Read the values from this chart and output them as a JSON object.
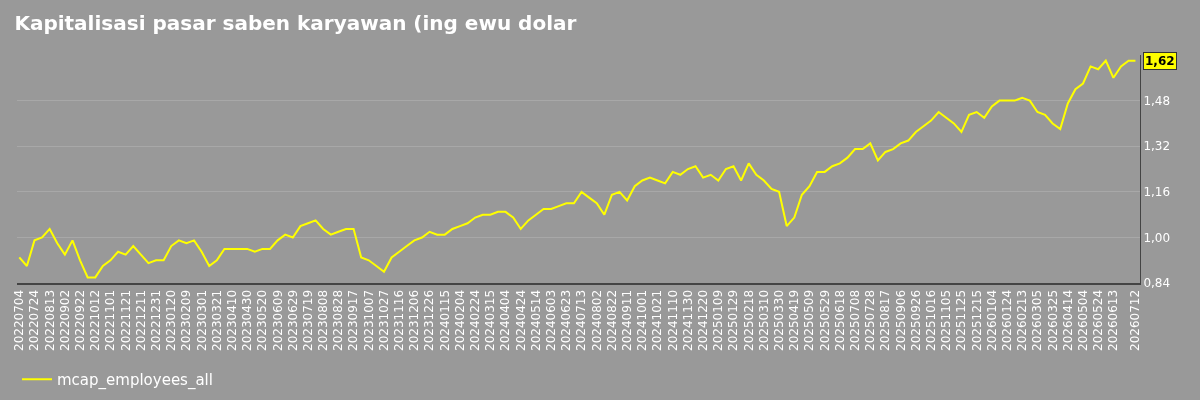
{
  "chart_data": {
    "type": "line",
    "title": "Kapitalisasi pasar saben karyawan (ing ewu dolar",
    "x": [
      "2022-07-04",
      "2022-07-14",
      "2022-07-24",
      "2022-08-03",
      "2022-08-13",
      "2022-08-23",
      "2022-09-02",
      "2022-09-12",
      "2022-09-22",
      "2022-10-02",
      "2022-10-12",
      "2022-10-22",
      "2022-11-01",
      "2022-11-11",
      "2022-11-21",
      "2022-12-01",
      "2022-12-11",
      "2022-12-21",
      "2022-12-31",
      "2023-01-10",
      "2023-01-20",
      "2023-01-30",
      "2023-02-09",
      "2023-02-19",
      "2023-03-01",
      "2023-03-11",
      "2023-03-21",
      "2023-03-31",
      "2023-04-10",
      "2023-04-20",
      "2023-04-30",
      "2023-05-10",
      "2023-05-20",
      "2023-05-30",
      "2023-06-09",
      "2023-06-19",
      "2023-06-29",
      "2023-07-09",
      "2023-07-19",
      "2023-07-29",
      "2023-08-08",
      "2023-08-18",
      "2023-08-28",
      "2023-09-07",
      "2023-09-17",
      "2023-09-27",
      "2023-10-07",
      "2023-10-17",
      "2023-10-27",
      "2023-11-06",
      "2023-11-16",
      "2023-11-26",
      "2023-12-06",
      "2023-12-16",
      "2023-12-26",
      "2024-01-05",
      "2024-01-15",
      "2024-01-25",
      "2024-02-04",
      "2024-02-14",
      "2024-02-24",
      "2024-03-05",
      "2024-03-15",
      "2024-03-25",
      "2024-04-04",
      "2024-04-14",
      "2024-04-24",
      "2024-05-04",
      "2024-05-14",
      "2024-05-24",
      "2024-06-03",
      "2024-06-13",
      "2024-06-23",
      "2024-07-03",
      "2024-07-13",
      "2024-07-23",
      "2024-08-02",
      "2024-08-12",
      "2024-08-22",
      "2024-09-01",
      "2024-09-11",
      "2024-09-21",
      "2024-10-01",
      "2024-10-11",
      "2024-10-21",
      "2024-10-31",
      "2024-11-10",
      "2024-11-20",
      "2024-11-30",
      "2024-12-10",
      "2024-12-20",
      "2024-12-30",
      "2025-01-09",
      "2025-01-19",
      "2025-01-29",
      "2025-02-08",
      "2025-02-18",
      "2025-02-28",
      "2025-03-10",
      "2025-03-20",
      "2025-03-30",
      "2025-04-09",
      "2025-04-19",
      "2025-04-29",
      "2025-05-09",
      "2025-05-19",
      "2025-05-29",
      "2025-06-08",
      "2025-06-18",
      "2025-06-28",
      "2025-07-08",
      "2025-07-18",
      "2025-07-28",
      "2025-08-07",
      "2025-08-17",
      "2025-08-27",
      "2025-09-06",
      "2025-09-16",
      "2025-09-26",
      "2025-10-06",
      "2025-10-16",
      "2025-10-26",
      "2025-11-05",
      "2025-11-15",
      "2025-11-25",
      "2025-12-05",
      "2025-12-15",
      "2025-12-25",
      "2026-01-04",
      "2026-01-14",
      "2026-01-24",
      "2026-02-03",
      "2026-02-13",
      "2026-02-23",
      "2026-03-05",
      "2026-03-15",
      "2026-03-25",
      "2026-04-04",
      "2026-04-14",
      "2026-04-24",
      "2026-05-04",
      "2026-05-14",
      "2026-05-24",
      "2026-06-03",
      "2026-06-13",
      "2026-06-23",
      "2026-07-03",
      "2026-07-12"
    ],
    "series": [
      {
        "name": "mcap_employees_all",
        "color": "#ffff00",
        "values": [
          0.93,
          0.9,
          0.99,
          1.0,
          1.03,
          0.98,
          0.94,
          0.99,
          0.92,
          0.86,
          0.86,
          0.9,
          0.92,
          0.95,
          0.94,
          0.97,
          0.94,
          0.91,
          0.92,
          0.92,
          0.97,
          0.99,
          0.98,
          0.99,
          0.95,
          0.9,
          0.92,
          0.96,
          0.96,
          0.96,
          0.96,
          0.95,
          0.96,
          0.96,
          0.99,
          1.01,
          1.0,
          1.04,
          1.05,
          1.06,
          1.03,
          1.01,
          1.02,
          1.03,
          1.03,
          0.93,
          0.92,
          0.9,
          0.88,
          0.93,
          0.95,
          0.97,
          0.99,
          1.0,
          1.02,
          1.01,
          1.01,
          1.03,
          1.04,
          1.05,
          1.07,
          1.08,
          1.08,
          1.09,
          1.09,
          1.07,
          1.03,
          1.06,
          1.08,
          1.1,
          1.1,
          1.11,
          1.12,
          1.12,
          1.16,
          1.14,
          1.12,
          1.08,
          1.15,
          1.16,
          1.13,
          1.18,
          1.2,
          1.21,
          1.2,
          1.19,
          1.23,
          1.22,
          1.24,
          1.25,
          1.21,
          1.22,
          1.2,
          1.24,
          1.25,
          1.2,
          1.26,
          1.22,
          1.2,
          1.17,
          1.16,
          1.04,
          1.07,
          1.15,
          1.18,
          1.23,
          1.23,
          1.25,
          1.26,
          1.28,
          1.31,
          1.31,
          1.33,
          1.27,
          1.3,
          1.31,
          1.33,
          1.34,
          1.37,
          1.39,
          1.41,
          1.44,
          1.42,
          1.4,
          1.37,
          1.43,
          1.44,
          1.42,
          1.46,
          1.48,
          1.48,
          1.48,
          1.49,
          1.48,
          1.44,
          1.43,
          1.4,
          1.38,
          1.47,
          1.52,
          1.54,
          1.6,
          1.59,
          1.62,
          1.56,
          1.6,
          1.62,
          1.62
        ]
      }
    ],
    "xlim": [
      "2022-07-01",
      "2026-07-18"
    ],
    "xticks": [
      {
        "value": "2022-07-04",
        "label": "20220704"
      },
      {
        "value": "2022-07-24",
        "label": "20220724"
      },
      {
        "value": "2022-08-13",
        "label": "20220813"
      },
      {
        "value": "2022-09-02",
        "label": "20220902"
      },
      {
        "value": "2022-09-22",
        "label": "20220922"
      },
      {
        "value": "2022-10-12",
        "label": "20221012"
      },
      {
        "value": "2022-11-01",
        "label": "20221101"
      },
      {
        "value": "2022-11-21",
        "label": "20221121"
      },
      {
        "value": "2022-12-11",
        "label": "20221211"
      },
      {
        "value": "2022-12-31",
        "label": "20221231"
      },
      {
        "value": "2023-01-20",
        "label": "20230120"
      },
      {
        "value": "2023-02-09",
        "label": "20230209"
      },
      {
        "value": "2023-03-01",
        "label": "20230301"
      },
      {
        "value": "2023-03-21",
        "label": "20230321"
      },
      {
        "value": "2023-04-10",
        "label": "20230410"
      },
      {
        "value": "2023-04-30",
        "label": "20230430"
      },
      {
        "value": "2023-05-20",
        "label": "20230520"
      },
      {
        "value": "2023-06-09",
        "label": "20230609"
      },
      {
        "value": "2023-06-29",
        "label": "20230629"
      },
      {
        "value": "2023-07-19",
        "label": "20230719"
      },
      {
        "value": "2023-08-08",
        "label": "20230808"
      },
      {
        "value": "2023-08-28",
        "label": "20230828"
      },
      {
        "value": "2023-09-17",
        "label": "20230917"
      },
      {
        "value": "2023-10-07",
        "label": "20231007"
      },
      {
        "value": "2023-10-27",
        "label": "20231027"
      },
      {
        "value": "2023-11-16",
        "label": "20231116"
      },
      {
        "value": "2023-12-06",
        "label": "20231206"
      },
      {
        "value": "2023-12-26",
        "label": "20231226"
      },
      {
        "value": "2024-01-15",
        "label": "20240115"
      },
      {
        "value": "2024-02-04",
        "label": "20240204"
      },
      {
        "value": "2024-02-24",
        "label": "20240224"
      },
      {
        "value": "2024-03-15",
        "label": "20240315"
      },
      {
        "value": "2024-04-04",
        "label": "20240404"
      },
      {
        "value": "2024-04-24",
        "label": "20240424"
      },
      {
        "value": "2024-05-14",
        "label": "20240514"
      },
      {
        "value": "2024-06-03",
        "label": "20240603"
      },
      {
        "value": "2024-06-23",
        "label": "20240623"
      },
      {
        "value": "2024-07-13",
        "label": "20240713"
      },
      {
        "value": "2024-08-02",
        "label": "20240802"
      },
      {
        "value": "2024-08-22",
        "label": "20240822"
      },
      {
        "value": "2024-09-11",
        "label": "20240911"
      },
      {
        "value": "2024-10-01",
        "label": "20241001"
      },
      {
        "value": "2024-10-21",
        "label": "20241021"
      },
      {
        "value": "2024-11-10",
        "label": "20241110"
      },
      {
        "value": "2024-11-30",
        "label": "20241130"
      },
      {
        "value": "2024-12-20",
        "label": "20241220"
      },
      {
        "value": "2025-01-09",
        "label": "20250109"
      },
      {
        "value": "2025-01-29",
        "label": "20250129"
      },
      {
        "value": "2025-02-18",
        "label": "20250218"
      },
      {
        "value": "2025-03-10",
        "label": "20250310"
      },
      {
        "value": "2025-03-30",
        "label": "20250330"
      },
      {
        "value": "2025-04-19",
        "label": "20250419"
      },
      {
        "value": "2025-05-09",
        "label": "20250509"
      },
      {
        "value": "2025-05-29",
        "label": "20250529"
      },
      {
        "value": "2025-06-18",
        "label": "20250618"
      },
      {
        "value": "2025-07-08",
        "label": "20250708"
      },
      {
        "value": "2025-07-28",
        "label": "20250728"
      },
      {
        "value": "2025-08-17",
        "label": "20250817"
      },
      {
        "value": "2025-09-06",
        "label": "20250906"
      },
      {
        "value": "2025-09-26",
        "label": "20250926"
      },
      {
        "value": "2025-10-16",
        "label": "20251016"
      },
      {
        "value": "2025-11-05",
        "label": "20251105"
      },
      {
        "value": "2025-11-25",
        "label": "20251125"
      },
      {
        "value": "2025-12-15",
        "label": "20251215"
      },
      {
        "value": "2026-01-04",
        "label": "20260104"
      },
      {
        "value": "2026-01-24",
        "label": "20260124"
      },
      {
        "value": "2026-02-13",
        "label": "20260213"
      },
      {
        "value": "2026-03-05",
        "label": "20260305"
      },
      {
        "value": "2026-03-25",
        "label": "20260325"
      },
      {
        "value": "2026-04-14",
        "label": "20260414"
      },
      {
        "value": "2026-05-04",
        "label": "20260504"
      },
      {
        "value": "2026-05-24",
        "label": "20260524"
      },
      {
        "value": "2026-06-13",
        "label": "20260613"
      },
      {
        "value": "2026-07-12",
        "label": "20260712"
      }
    ],
    "ylim": [
      0.84,
      1.64
    ],
    "yticks": [
      {
        "value": 0.84,
        "label": "0,84"
      },
      {
        "value": 1.0,
        "label": "1,00"
      },
      {
        "value": 1.16,
        "label": "1,16"
      },
      {
        "value": 1.32,
        "label": "1,32"
      },
      {
        "value": 1.48,
        "label": "1,48"
      }
    ],
    "annotations": [
      {
        "text": "1,62",
        "x": "2026-07-12",
        "y": 1.62
      }
    ],
    "grid": "y",
    "legend": "bottom left",
    "marker": "none",
    "line_style": "solid"
  }
}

------------------------------

INSTRUCTIONS FOR THE TASK: Read the entries and pick out all lines that include the word "values".

ANSWER TO THIS PROBLEM:
Read the values from this chart and output them as a JSON object.
        "values": [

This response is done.